_Task prompt_: Write out, word for word, the passage of the cervical screening text below that begins with "Even the prime" and ends with "in their campaign.".

-------- Excerpt

We can all help to demystify this test by talking more openly about it, says Clare Bostock
At a time when cervical screening in England is at its lowest rate for two decades, with one in four eligible women not attending the test, something needs to be done. Public Health England (PHE) stepped forward this week with a newly launched advertising campaign, but breaking down the barriers and taboos that prevent women from attending screening will be a multifaceted job.
In the UK, there are more than 3000 new cases and around 850 deaths from cervical cancer each year. It is estimated that if women attended screening regularly, 83% of cervical cancer cases could be prevented. So why do I feel embarrassed writing about my experience of attending for cervical screening last week?
Even the prime minister Theresa May spoke recently in the House of Commons about her experiences of the smear test. And here the problem starts with that horrible little word, smear: “to coat or mark something messily or carelessly with a greasy or sticky substance.” I certainly didn’t want anyone doing anything messily or carelessly with my cervix. From the media coverage, it appears that PHE made a conscious decision to avoid the word “smear” in their campaign.
If, as a healthcare professional, I feel nervous about sharing my experiences with you, then it is no wonder that many women cite fear and embarrassment as reasons for not attending cervical screening. The charity Jo’s Cervical Cancer Trust found that young women who delay or don’t go for cervical screening are scared (71%) or embarrassed (81%). Even those who attend regular tests still feel body conscious (67%), scared (43%), vulnerable (46%), and not in control (36%) before their test.
But last week I did something new at my smear test: I brought my 8 year old daughter with me. I thought that this would be an excellent way to have a chat about some anatomical terms and the importance of screening—which it was. I think that it’s better for my children if we are relaxed about using the word vagina, and they hear the word from me before they hear it in the playground.

----------------
-------- Data excerpts

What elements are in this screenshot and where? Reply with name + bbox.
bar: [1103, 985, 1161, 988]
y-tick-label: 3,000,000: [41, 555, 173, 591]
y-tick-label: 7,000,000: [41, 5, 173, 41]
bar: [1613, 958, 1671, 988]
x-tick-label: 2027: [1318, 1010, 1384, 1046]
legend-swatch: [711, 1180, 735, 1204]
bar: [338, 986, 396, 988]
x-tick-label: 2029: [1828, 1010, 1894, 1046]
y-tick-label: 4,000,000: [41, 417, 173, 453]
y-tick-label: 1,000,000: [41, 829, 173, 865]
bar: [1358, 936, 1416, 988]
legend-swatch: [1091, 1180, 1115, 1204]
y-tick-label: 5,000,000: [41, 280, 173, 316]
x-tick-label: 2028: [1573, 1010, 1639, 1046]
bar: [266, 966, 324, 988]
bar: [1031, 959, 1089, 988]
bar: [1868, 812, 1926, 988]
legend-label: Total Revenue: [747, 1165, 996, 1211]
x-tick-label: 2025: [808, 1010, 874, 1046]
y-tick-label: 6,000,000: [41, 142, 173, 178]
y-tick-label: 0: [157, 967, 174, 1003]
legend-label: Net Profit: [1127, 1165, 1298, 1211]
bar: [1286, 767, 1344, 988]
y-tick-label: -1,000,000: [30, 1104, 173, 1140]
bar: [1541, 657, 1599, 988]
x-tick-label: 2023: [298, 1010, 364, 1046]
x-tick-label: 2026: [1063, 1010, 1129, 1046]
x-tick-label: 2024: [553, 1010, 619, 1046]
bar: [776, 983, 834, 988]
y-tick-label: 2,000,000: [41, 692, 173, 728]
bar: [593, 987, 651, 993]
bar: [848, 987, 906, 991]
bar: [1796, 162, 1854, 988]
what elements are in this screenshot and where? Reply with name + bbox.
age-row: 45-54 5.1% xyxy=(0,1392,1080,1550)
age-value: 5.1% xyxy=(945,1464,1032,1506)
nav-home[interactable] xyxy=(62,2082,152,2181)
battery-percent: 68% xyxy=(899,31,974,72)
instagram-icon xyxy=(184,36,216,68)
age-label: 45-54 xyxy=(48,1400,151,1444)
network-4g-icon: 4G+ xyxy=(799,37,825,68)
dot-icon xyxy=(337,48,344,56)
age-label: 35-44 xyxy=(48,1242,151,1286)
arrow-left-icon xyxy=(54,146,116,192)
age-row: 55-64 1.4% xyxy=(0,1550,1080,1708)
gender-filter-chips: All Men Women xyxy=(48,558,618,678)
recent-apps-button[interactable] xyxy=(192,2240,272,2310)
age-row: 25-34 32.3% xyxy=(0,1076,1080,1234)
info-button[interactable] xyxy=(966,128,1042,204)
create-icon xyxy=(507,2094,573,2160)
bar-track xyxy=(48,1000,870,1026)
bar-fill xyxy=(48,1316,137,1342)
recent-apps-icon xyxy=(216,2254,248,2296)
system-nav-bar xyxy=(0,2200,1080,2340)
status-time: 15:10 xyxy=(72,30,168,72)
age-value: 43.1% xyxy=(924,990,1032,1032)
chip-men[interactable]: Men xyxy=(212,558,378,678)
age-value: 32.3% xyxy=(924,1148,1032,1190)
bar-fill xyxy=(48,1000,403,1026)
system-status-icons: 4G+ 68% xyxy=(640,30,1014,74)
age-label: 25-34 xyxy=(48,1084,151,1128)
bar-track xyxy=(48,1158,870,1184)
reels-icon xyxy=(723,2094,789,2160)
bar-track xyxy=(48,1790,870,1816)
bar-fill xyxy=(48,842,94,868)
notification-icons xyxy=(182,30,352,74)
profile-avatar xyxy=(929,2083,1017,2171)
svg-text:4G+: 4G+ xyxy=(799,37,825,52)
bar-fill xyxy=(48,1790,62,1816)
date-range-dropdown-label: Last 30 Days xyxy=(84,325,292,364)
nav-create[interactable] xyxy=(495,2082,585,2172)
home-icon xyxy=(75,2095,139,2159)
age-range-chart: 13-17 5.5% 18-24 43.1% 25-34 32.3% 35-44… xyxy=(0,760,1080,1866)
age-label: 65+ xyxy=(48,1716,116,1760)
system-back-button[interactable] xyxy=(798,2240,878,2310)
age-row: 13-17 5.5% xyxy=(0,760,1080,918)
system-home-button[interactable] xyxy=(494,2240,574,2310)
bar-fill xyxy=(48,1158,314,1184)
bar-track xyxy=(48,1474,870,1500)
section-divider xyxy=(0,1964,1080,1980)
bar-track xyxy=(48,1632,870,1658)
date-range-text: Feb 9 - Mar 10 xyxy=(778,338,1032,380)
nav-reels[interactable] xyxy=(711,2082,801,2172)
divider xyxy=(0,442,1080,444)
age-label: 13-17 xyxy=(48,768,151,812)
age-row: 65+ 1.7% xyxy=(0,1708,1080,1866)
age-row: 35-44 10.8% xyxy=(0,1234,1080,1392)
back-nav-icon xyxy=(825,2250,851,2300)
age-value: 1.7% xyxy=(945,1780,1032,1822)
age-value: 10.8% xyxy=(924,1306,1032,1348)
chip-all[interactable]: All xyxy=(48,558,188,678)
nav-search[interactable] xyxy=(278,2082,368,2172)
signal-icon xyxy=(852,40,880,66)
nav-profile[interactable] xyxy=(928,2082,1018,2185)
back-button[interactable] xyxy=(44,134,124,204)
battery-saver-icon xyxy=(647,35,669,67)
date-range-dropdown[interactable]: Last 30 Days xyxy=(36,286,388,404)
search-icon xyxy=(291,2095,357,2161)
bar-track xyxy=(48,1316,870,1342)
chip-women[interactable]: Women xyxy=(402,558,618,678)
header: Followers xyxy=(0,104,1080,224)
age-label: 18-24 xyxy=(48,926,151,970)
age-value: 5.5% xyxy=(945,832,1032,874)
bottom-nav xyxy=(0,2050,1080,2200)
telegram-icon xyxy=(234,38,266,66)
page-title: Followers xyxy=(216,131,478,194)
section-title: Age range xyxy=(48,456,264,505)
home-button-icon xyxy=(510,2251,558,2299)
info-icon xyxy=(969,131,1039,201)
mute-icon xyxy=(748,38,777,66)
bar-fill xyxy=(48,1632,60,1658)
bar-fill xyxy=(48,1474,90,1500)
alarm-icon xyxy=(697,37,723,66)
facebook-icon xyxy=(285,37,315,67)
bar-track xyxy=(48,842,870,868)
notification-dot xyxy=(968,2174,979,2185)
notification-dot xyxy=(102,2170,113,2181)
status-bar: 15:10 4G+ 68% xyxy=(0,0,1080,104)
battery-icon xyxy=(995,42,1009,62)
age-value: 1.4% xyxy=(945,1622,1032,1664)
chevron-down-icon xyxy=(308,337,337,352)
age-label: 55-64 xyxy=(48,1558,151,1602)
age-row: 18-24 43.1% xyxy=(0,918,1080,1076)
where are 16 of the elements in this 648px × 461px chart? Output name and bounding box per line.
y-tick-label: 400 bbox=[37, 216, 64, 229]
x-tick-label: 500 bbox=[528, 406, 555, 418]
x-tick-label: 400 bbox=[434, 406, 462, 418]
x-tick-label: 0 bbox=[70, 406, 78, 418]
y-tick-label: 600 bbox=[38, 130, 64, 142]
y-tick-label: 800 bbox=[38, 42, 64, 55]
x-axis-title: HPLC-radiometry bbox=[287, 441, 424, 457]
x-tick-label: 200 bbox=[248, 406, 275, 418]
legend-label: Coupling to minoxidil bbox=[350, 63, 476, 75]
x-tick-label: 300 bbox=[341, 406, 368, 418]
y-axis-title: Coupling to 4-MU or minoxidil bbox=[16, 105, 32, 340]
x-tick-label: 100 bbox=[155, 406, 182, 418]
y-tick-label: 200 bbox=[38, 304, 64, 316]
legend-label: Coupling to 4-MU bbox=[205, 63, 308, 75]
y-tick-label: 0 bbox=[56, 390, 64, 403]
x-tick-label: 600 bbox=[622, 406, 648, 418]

----------------

_Output_:
Even the prime minister Theresa May spoke recently in the House of Commons about her experiences of the smear test. And here the problem starts with that horrible little word, smear: “to coat or mark something messily or carelessly with a greasy or sticky substance.” I certainly didn’t want anyone doing anything messily or carelessly with my cervix. From the media coverage, it appears that PHE made a conscious decision to avoid the word “smear” in their campaign.